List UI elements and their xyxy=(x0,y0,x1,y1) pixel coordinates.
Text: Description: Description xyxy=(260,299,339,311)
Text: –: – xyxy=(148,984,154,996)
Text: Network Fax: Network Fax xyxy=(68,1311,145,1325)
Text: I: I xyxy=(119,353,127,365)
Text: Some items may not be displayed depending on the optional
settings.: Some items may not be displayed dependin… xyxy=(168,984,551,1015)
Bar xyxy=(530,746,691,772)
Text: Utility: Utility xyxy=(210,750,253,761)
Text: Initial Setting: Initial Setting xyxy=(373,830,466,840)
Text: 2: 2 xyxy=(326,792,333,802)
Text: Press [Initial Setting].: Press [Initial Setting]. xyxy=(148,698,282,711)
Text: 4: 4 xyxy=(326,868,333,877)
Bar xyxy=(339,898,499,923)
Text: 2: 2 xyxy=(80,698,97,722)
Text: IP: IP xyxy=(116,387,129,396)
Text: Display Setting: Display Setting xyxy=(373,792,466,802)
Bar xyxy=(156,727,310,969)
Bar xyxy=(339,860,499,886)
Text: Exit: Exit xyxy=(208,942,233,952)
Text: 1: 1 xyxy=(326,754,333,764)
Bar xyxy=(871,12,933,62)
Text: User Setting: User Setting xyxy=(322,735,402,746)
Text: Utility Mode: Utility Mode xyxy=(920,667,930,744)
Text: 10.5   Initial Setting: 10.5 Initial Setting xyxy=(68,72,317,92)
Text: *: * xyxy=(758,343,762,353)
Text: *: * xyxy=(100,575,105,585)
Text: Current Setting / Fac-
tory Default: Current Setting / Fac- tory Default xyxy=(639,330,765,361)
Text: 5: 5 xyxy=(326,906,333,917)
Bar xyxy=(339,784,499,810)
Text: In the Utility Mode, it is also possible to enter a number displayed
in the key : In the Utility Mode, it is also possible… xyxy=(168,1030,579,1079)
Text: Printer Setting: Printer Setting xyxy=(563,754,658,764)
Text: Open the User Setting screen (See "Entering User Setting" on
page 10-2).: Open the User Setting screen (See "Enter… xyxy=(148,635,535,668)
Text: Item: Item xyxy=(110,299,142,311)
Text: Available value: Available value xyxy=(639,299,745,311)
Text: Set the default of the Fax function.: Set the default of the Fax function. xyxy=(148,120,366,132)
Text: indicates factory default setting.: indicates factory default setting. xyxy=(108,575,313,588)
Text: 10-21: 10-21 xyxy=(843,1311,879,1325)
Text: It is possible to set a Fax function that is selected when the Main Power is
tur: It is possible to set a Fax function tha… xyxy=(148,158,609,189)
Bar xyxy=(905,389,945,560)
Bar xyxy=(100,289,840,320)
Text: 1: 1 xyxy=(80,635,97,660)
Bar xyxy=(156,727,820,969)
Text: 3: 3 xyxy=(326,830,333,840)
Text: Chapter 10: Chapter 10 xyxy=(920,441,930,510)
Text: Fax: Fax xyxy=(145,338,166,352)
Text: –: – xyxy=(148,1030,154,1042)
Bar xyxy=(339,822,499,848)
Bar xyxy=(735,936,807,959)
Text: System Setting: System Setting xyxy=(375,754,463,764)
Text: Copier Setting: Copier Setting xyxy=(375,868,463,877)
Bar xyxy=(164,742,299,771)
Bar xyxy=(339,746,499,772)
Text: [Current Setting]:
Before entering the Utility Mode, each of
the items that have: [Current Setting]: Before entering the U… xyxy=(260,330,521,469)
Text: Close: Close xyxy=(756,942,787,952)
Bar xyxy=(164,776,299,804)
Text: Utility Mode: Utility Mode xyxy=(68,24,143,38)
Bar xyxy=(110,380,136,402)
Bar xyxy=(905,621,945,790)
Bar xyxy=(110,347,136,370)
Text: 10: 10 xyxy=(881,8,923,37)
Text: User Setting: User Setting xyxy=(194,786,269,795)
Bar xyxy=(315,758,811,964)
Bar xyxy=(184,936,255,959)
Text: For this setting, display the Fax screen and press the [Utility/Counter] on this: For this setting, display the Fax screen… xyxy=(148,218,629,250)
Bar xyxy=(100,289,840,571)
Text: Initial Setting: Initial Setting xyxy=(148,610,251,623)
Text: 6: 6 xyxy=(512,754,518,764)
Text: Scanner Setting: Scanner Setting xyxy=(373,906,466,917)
----------------
Output the data from its first line up to and including the line containing "Bar xyxy=(871,12,933,62)" as a JSON list of strings, one string per line, with blank lines omitted.

[
  "List UI elements and their xyxy=(x0,y0,x1,y1) pixel coordinates.",
  "Text: Description: Description xyxy=(260,299,339,311)",
  "Text: –: – xyxy=(148,984,154,996)",
  "Text: Network Fax: Network Fax xyxy=(68,1311,145,1325)",
  "Text: I: I xyxy=(119,353,127,365)",
  "Text: Some items may not be displayed depending on the optional",
  "settings.: Some items may not be displayed dependin… xyxy=(168,984,551,1015)",
  "Bar xyxy=(530,746,691,772)",
  "Text: Utility: Utility xyxy=(210,750,253,761)",
  "Text: Initial Setting: Initial Setting xyxy=(373,830,466,840)",
  "Text: 2: 2 xyxy=(326,792,333,802)",
  "Text: Press [Initial Setting].: Press [Initial Setting]. xyxy=(148,698,282,711)",
  "Text: 4: 4 xyxy=(326,868,333,877)",
  "Bar xyxy=(339,898,499,923)",
  "Text: 2: 2 xyxy=(80,698,97,722)",
  "Text: IP: IP xyxy=(116,387,129,396)",
  "Text: Display Setting: Display Setting xyxy=(373,792,466,802)",
  "Bar xyxy=(156,727,310,969)",
  "Bar xyxy=(339,860,499,886)",
  "Text: Exit: Exit xyxy=(208,942,233,952)",
  "Text: 1: 1 xyxy=(326,754,333,764)",
  "Bar xyxy=(871,12,933,62)"
]